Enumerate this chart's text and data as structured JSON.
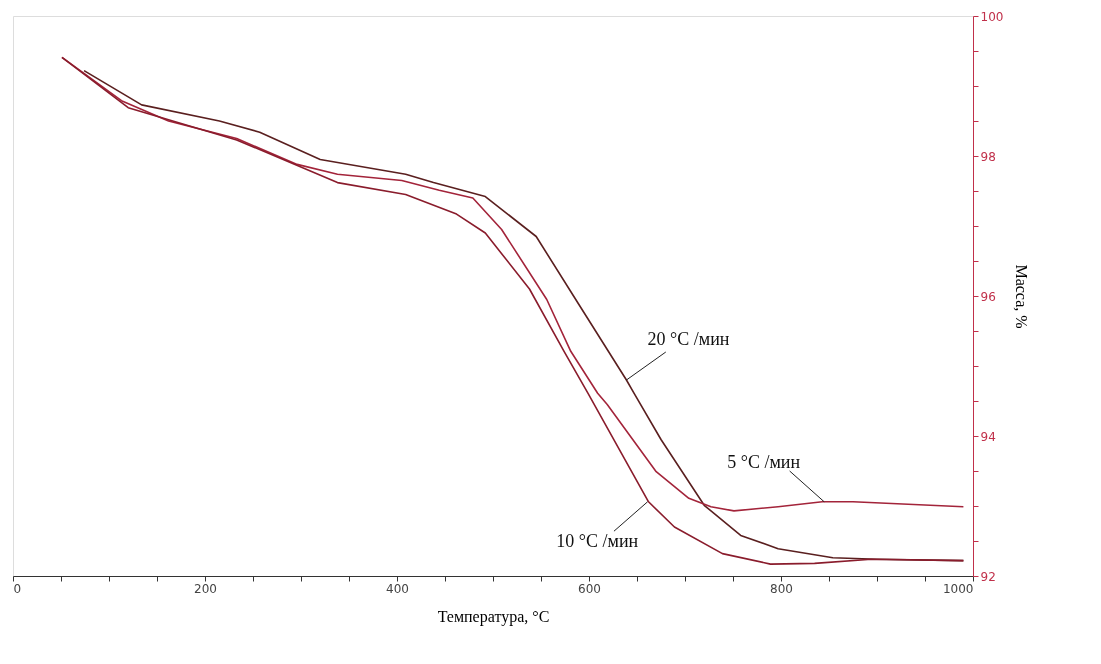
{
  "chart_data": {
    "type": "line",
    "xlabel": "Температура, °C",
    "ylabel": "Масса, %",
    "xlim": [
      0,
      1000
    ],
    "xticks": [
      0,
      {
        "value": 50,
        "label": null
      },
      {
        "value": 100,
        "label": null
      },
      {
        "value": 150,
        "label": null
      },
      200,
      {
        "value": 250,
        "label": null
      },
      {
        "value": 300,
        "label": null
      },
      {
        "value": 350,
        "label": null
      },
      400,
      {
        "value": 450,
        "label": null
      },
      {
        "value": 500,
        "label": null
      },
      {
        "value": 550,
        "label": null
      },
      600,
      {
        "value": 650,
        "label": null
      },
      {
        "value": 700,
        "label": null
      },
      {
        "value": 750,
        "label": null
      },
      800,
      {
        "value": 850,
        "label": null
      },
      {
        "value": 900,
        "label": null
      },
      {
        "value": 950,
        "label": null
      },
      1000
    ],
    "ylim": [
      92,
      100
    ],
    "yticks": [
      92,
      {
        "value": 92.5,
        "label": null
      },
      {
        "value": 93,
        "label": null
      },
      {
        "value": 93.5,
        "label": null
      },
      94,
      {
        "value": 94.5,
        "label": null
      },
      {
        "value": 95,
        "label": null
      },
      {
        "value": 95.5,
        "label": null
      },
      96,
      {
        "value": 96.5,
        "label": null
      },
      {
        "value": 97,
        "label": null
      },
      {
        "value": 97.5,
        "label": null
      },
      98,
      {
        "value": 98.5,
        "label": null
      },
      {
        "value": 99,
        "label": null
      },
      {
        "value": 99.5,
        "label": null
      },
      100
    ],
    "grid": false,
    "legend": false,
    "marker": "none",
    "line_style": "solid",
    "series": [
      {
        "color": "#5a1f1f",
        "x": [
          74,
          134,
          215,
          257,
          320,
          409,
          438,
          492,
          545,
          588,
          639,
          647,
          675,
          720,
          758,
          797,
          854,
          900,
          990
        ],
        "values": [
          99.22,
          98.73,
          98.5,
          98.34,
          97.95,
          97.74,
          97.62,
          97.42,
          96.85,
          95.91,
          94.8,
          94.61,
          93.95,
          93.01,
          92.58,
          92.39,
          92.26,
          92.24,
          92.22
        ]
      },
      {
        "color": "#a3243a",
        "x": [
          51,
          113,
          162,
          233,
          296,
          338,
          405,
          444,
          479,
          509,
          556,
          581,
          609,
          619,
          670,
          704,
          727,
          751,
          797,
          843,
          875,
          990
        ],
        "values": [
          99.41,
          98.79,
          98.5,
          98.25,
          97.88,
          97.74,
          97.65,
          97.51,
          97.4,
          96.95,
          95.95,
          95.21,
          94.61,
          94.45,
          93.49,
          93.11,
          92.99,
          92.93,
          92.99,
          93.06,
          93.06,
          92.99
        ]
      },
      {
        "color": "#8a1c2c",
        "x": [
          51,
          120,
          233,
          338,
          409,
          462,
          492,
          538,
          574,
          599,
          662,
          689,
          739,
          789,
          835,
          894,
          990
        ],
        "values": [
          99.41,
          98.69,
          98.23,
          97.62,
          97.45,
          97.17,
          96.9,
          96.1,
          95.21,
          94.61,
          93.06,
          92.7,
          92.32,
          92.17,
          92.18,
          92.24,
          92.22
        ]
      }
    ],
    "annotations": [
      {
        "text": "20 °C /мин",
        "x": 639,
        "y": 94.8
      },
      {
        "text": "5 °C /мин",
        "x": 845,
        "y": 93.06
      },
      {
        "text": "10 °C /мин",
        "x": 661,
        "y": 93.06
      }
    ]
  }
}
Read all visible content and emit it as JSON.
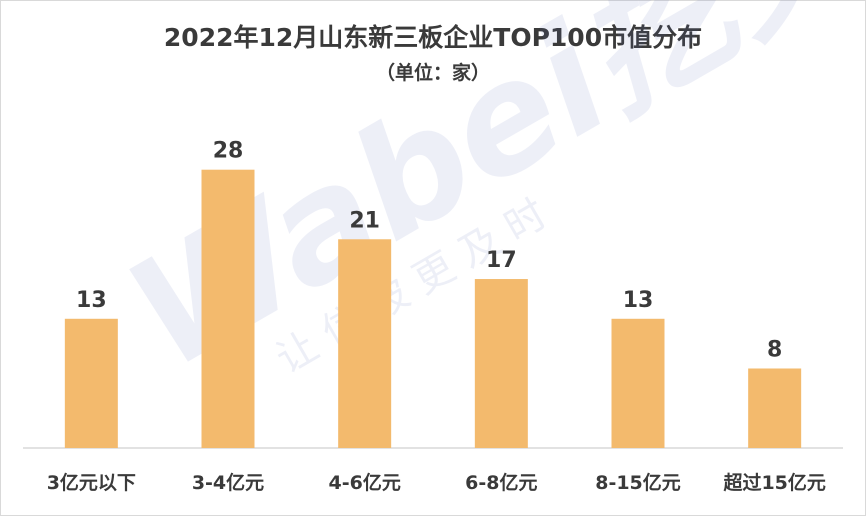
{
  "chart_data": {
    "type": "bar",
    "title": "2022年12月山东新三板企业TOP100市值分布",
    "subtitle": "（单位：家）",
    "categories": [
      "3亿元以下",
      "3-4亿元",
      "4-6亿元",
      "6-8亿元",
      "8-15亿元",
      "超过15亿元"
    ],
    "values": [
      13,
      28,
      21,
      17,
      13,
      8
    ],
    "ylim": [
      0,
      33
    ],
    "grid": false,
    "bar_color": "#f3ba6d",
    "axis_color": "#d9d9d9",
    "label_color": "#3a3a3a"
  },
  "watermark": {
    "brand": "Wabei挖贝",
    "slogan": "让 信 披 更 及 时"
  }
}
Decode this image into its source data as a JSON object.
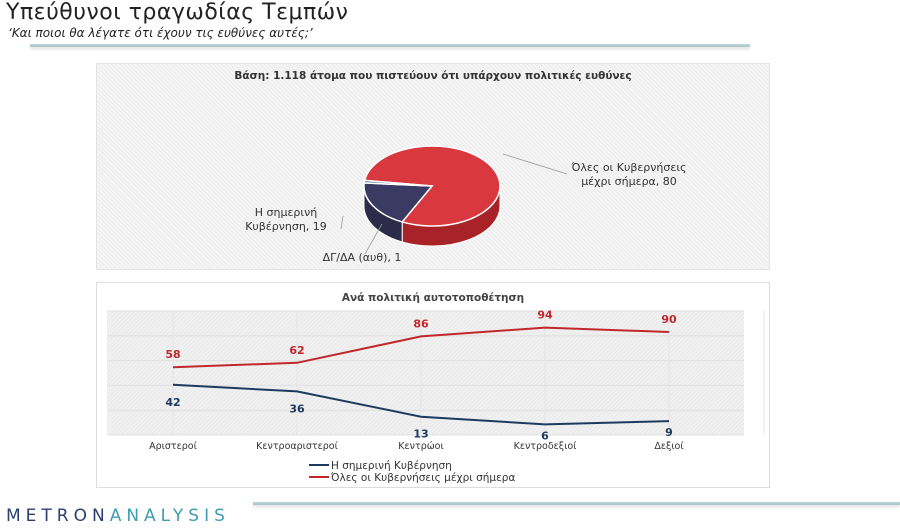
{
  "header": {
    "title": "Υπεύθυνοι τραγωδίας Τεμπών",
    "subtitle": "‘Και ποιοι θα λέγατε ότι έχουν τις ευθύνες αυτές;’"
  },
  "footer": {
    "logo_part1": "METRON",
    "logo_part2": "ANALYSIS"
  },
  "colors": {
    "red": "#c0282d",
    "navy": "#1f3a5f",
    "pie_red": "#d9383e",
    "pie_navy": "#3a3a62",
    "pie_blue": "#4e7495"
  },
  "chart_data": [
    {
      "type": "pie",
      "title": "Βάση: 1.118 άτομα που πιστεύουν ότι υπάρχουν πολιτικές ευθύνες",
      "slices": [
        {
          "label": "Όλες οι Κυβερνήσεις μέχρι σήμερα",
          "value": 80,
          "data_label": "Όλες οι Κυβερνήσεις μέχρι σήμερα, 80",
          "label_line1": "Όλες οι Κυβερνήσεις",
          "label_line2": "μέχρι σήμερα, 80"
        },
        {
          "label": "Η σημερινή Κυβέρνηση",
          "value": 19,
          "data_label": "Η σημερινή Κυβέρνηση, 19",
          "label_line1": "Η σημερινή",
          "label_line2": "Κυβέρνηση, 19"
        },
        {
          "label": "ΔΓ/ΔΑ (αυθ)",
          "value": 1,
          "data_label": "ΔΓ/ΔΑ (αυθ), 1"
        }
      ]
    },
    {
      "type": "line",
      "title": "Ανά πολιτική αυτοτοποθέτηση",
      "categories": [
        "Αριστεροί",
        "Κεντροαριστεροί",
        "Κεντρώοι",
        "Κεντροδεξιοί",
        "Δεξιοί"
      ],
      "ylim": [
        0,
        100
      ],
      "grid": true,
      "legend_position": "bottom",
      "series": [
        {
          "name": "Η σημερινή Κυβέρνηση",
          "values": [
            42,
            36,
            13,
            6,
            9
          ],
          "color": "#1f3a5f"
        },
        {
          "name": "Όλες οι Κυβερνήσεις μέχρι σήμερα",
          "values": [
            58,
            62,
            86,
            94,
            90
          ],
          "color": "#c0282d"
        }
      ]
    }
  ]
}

[GIVEN EXERCISE]
Above are records to transcribe exactly; leave their pictures out.

[OUTPUT OF THE TASK]
Enumerate this chart's text and data as structured JSON.
{
  "chart_data": {
    "type": "line",
    "xlabel": "Температура, °C",
    "ylabel": "Масса, %",
    "xlim": [
      0,
      1000
    ],
    "xticks": [
      0,
      {
        "value": 50,
        "label": null
      },
      {
        "value": 100,
        "label": null
      },
      {
        "value": 150,
        "label": null
      },
      200,
      {
        "value": 250,
        "label": null
      },
      {
        "value": 300,
        "label": null
      },
      {
        "value": 350,
        "label": null
      },
      400,
      {
        "value": 450,
        "label": null
      },
      {
        "value": 500,
        "label": null
      },
      {
        "value": 550,
        "label": null
      },
      600,
      {
        "value": 650,
        "label": null
      },
      {
        "value": 700,
        "label": null
      },
      {
        "value": 750,
        "label": null
      },
      800,
      {
        "value": 850,
        "label": null
      },
      {
        "value": 900,
        "label": null
      },
      {
        "value": 950,
        "label": null
      },
      1000
    ],
    "ylim": [
      92,
      100
    ],
    "yticks": [
      92,
      {
        "value": 92.5,
        "label": null
      },
      {
        "value": 93,
        "label": null
      },
      {
        "value": 93.5,
        "label": null
      },
      94,
      {
        "value": 94.5,
        "label": null
      },
      {
        "value": 95,
        "label": null
      },
      {
        "value": 95.5,
        "label": null
      },
      96,
      {
        "value": 96.5,
        "label": null
      },
      {
        "value": 97,
        "label": null
      },
      {
        "value": 97.5,
        "label": null
      },
      98,
      {
        "value": 98.5,
        "label": null
      },
      {
        "value": 99,
        "label": null
      },
      {
        "value": 99.5,
        "label": null
      },
      100
    ],
    "grid": false,
    "legend": false,
    "marker": "none",
    "line_style": "solid",
    "series": [
      {
        "color": "#5a1f1f",
        "x": [
          74,
          134,
          215,
          257,
          320,
          409,
          438,
          492,
          545,
          588,
          639,
          647,
          675,
          720,
          758,
          797,
          854,
          900,
          990
        ],
        "values": [
          99.22,
          98.73,
          98.5,
          98.34,
          97.95,
          97.74,
          97.62,
          97.42,
          96.85,
          95.91,
          94.8,
          94.61,
          93.95,
          93.01,
          92.58,
          92.39,
          92.26,
          92.24,
          92.22
        ]
      },
      {
        "color": "#a3243a",
        "x": [
          51,
          113,
          162,
          233,
          296,
          338,
          405,
          444,
          479,
          509,
          556,
          581,
          609,
          619,
          670,
          704,
          727,
          751,
          797,
          843,
          875,
          990
        ],
        "values": [
          99.41,
          98.79,
          98.5,
          98.25,
          97.88,
          97.74,
          97.65,
          97.51,
          97.4,
          96.95,
          95.95,
          95.21,
          94.61,
          94.45,
          93.49,
          93.11,
          92.99,
          92.93,
          92.99,
          93.06,
          93.06,
          92.99
        ]
      },
      {
        "color": "#8a1c2c",
        "x": [
          51,
          120,
          233,
          338,
          409,
          462,
          492,
          538,
          574,
          599,
          662,
          689,
          739,
          789,
          835,
          894,
          990
        ],
        "values": [
          99.41,
          98.69,
          98.23,
          97.62,
          97.45,
          97.17,
          96.9,
          96.1,
          95.21,
          94.61,
          93.06,
          92.7,
          92.32,
          92.17,
          92.18,
          92.24,
          92.22
        ]
      }
    ],
    "annotations": [
      {
        "text": "20 °C /мин",
        "x": 639,
        "y": 94.8
      },
      {
        "text": "5 °C /мин",
        "x": 845,
        "y": 93.06
      },
      {
        "text": "10 °C /мин",
        "x": 661,
        "y": 93.06
      }
    ]
  }
}
Read all visible content and emit it as JSON.
{
  "chart_data": {
    "type": "bar",
    "title": "2022年12月山东新三板企业TOP100市值分布",
    "subtitle": "（单位：家）",
    "categories": [
      "3亿元以下",
      "3-4亿元",
      "4-6亿元",
      "6-8亿元",
      "8-15亿元",
      "超过15亿元"
    ],
    "values": [
      13,
      28,
      21,
      17,
      13,
      8
    ],
    "ylim": [
      0,
      33
    ],
    "grid": false,
    "bar_color": "#f3ba6d",
    "axis_color": "#d9d9d9",
    "label_color": "#3a3a3a"
  },
  "watermark": {
    "brand": "Wabei挖贝",
    "slogan": "让 信 披 更 及 时"
  }
}
Decode this image into its source data as a JSON object.
{
  "header": {
    "title": "Υπεύθυνοι τραγωδίας Τεμπών",
    "subtitle": "‘Και ποιοι θα λέγατε ότι έχουν τις ευθύνες αυτές;’"
  },
  "footer": {
    "logo_part1": "METRON",
    "logo_part2": "ANALYSIS"
  },
  "colors": {
    "red": "#c0282d",
    "navy": "#1f3a5f",
    "pie_red": "#d9383e",
    "pie_navy": "#3a3a62",
    "pie_blue": "#4e7495"
  },
  "chart_data": [
    {
      "type": "pie",
      "title": "Βάση: 1.118 άτομα που πιστεύουν ότι υπάρχουν πολιτικές ευθύνες",
      "slices": [
        {
          "label": "Όλες οι Κυβερνήσεις μέχρι σήμερα",
          "value": 80,
          "data_label": "Όλες οι Κυβερνήσεις μέχρι σήμερα, 80",
          "label_line1": "Όλες οι Κυβερνήσεις",
          "label_line2": "μέχρι σήμερα, 80"
        },
        {
          "label": "Η σημερινή Κυβέρνηση",
          "value": 19,
          "data_label": "Η σημερινή Κυβέρνηση, 19",
          "label_line1": "Η σημερινή",
          "label_line2": "Κυβέρνηση, 19"
        },
        {
          "label": "ΔΓ/ΔΑ (αυθ)",
          "value": 1,
          "data_label": "ΔΓ/ΔΑ (αυθ), 1"
        }
      ]
    },
    {
      "type": "line",
      "title": "Ανά πολιτική αυτοτοποθέτηση",
      "categories": [
        "Αριστεροί",
        "Κεντροαριστεροί",
        "Κεντρώοι",
        "Κεντροδεξιοί",
        "Δεξιοί"
      ],
      "ylim": [
        0,
        100
      ],
      "grid": true,
      "legend_position": "bottom",
      "series": [
        {
          "name": "Η σημερινή Κυβέρνηση",
          "values": [
            42,
            36,
            13,
            6,
            9
          ],
          "color": "#1f3a5f"
        },
        {
          "name": "Όλες οι Κυβερνήσεις μέχρι σήμερα",
          "values": [
            58,
            62,
            86,
            94,
            90
          ],
          "color": "#c0282d"
        }
      ]
    }
  ]
}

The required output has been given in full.